[Data entries]
"""
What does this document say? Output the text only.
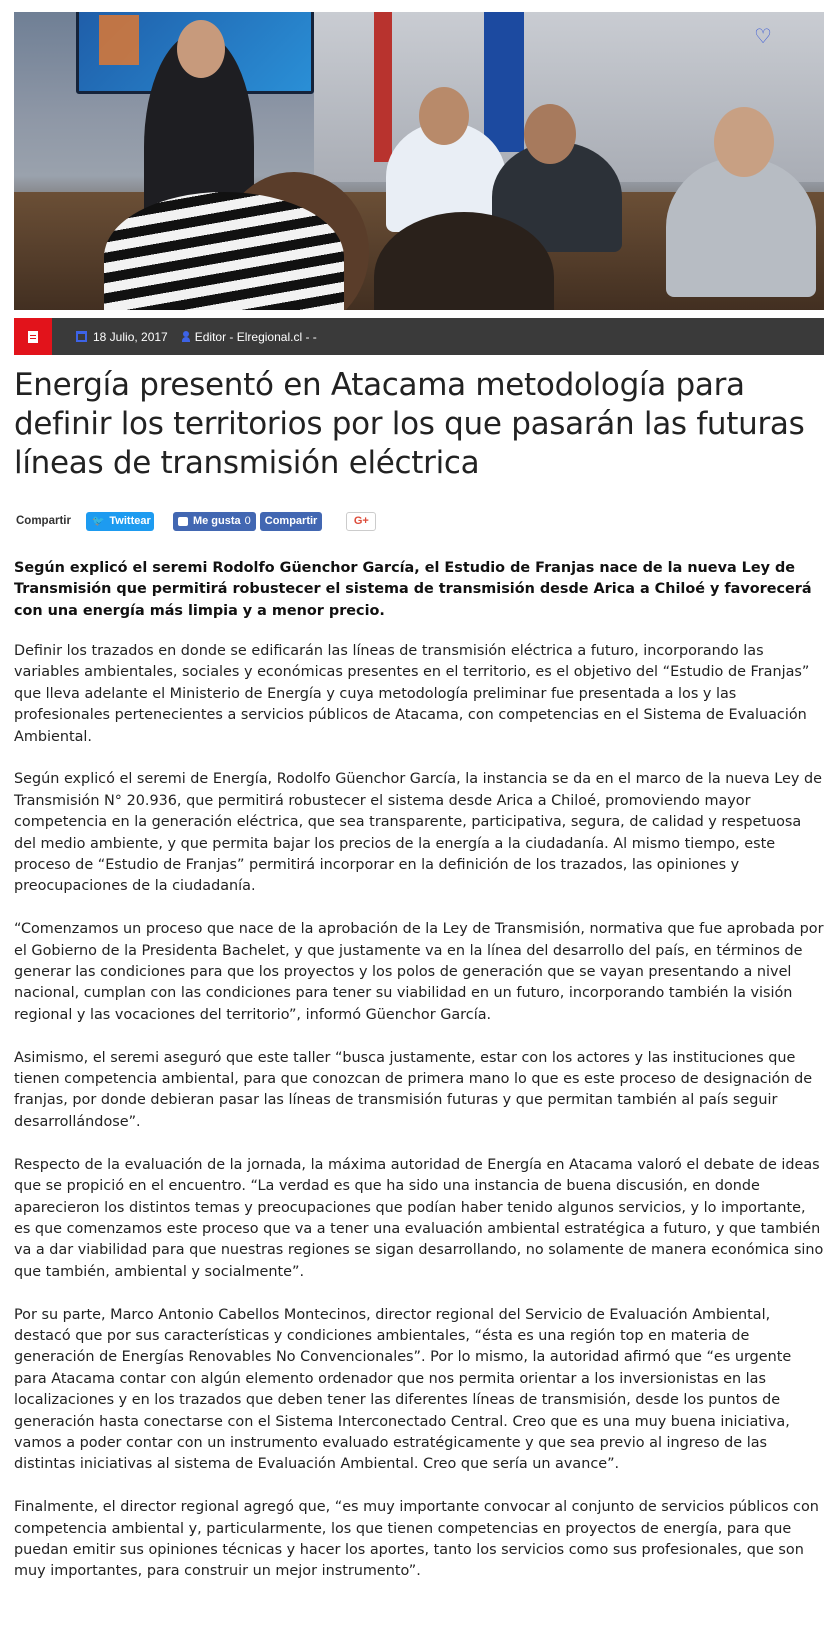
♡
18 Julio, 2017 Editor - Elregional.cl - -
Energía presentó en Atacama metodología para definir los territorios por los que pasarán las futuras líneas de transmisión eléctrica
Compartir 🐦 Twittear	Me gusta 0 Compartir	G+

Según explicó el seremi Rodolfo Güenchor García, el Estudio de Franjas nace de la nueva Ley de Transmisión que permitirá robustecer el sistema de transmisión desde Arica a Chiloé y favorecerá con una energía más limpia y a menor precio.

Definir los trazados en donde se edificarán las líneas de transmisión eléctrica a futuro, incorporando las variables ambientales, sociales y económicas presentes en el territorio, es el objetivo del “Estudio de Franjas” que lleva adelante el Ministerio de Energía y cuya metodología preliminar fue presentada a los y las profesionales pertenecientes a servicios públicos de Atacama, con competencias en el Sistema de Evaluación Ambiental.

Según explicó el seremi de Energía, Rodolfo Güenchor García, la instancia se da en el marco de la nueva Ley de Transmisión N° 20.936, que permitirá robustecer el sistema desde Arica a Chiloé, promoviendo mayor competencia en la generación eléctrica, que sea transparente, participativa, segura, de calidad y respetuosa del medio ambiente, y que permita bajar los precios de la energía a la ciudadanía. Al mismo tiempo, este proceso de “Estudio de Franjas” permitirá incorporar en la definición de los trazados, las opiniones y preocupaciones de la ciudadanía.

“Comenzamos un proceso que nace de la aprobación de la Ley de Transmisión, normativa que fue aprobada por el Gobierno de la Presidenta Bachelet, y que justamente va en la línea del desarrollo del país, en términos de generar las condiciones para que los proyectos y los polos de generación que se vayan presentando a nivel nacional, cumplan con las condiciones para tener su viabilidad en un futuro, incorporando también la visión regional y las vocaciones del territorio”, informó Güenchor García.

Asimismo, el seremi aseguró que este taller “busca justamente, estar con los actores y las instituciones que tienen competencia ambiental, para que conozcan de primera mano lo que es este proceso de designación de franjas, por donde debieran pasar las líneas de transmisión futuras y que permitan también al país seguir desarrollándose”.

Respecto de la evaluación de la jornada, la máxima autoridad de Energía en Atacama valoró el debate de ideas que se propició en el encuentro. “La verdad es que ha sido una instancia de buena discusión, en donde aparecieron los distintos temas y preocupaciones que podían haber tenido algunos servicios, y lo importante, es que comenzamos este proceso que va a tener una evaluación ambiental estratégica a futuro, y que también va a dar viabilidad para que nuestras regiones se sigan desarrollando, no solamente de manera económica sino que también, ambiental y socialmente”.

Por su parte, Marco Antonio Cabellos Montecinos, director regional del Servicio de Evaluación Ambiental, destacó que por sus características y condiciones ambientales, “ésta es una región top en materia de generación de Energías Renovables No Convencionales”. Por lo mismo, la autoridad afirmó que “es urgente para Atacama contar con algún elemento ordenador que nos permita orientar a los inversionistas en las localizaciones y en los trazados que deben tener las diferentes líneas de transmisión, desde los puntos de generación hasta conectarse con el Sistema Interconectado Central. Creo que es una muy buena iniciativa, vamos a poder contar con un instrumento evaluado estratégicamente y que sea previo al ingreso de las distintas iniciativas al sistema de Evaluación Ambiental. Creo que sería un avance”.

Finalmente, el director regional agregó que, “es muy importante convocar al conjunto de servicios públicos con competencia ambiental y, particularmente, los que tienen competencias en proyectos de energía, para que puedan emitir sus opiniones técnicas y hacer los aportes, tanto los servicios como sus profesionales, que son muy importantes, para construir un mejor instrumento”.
"""
"""
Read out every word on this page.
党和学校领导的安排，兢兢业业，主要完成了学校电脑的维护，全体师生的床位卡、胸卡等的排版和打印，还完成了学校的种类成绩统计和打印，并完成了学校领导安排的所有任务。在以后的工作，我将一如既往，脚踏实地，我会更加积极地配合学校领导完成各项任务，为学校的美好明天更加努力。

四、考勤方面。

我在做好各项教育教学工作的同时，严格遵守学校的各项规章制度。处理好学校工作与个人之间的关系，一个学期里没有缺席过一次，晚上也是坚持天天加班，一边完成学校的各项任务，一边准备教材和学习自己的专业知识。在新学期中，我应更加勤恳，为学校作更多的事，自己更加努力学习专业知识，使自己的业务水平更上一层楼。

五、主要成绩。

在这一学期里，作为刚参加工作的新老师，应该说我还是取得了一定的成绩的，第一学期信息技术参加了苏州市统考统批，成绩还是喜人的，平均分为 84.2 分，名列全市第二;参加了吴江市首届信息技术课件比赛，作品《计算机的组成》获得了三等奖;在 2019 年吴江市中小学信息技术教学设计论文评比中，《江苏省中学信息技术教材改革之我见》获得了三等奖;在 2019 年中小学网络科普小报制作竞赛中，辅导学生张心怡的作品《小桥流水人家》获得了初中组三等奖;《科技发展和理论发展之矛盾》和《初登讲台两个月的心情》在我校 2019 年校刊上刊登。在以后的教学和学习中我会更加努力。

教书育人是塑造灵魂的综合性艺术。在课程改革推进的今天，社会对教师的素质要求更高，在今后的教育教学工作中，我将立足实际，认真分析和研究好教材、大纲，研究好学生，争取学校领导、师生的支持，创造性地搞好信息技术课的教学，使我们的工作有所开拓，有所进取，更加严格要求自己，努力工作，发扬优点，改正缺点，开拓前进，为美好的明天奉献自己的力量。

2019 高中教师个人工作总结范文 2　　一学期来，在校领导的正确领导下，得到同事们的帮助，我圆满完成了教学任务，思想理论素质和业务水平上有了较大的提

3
"""
**What is asked**
In the entries above, find lines with "Según" and copy each.

**Written solution**
Según explicó el seremi Rodolfo Güenchor García, el Estudio de Franjas nace de la nueva Ley de Transmisión que permitirá robustecer el sistema de transmisión desde Arica a Chiloé y favorecerá con una energía más limpia y a menor precio.
Según explicó el seremi de Energía, Rodolfo Güenchor García, la instancia se da en el marco de la nueva Ley de Transmisión N° 20.936, que permitirá robustecer el sistema desde Arica a Chiloé, promoviendo mayor competencia en la generación eléctrica, que sea transparente, participativa, segura, de calidad y respetuosa del medio ambiente, y que permita bajar los precios de la energía a la ciudadanía. Al mismo tiempo, este proceso de “Estudio de Franjas” permitirá incorporar en la definición de los trazados, las opiniones y preocupaciones de la ciudadanía.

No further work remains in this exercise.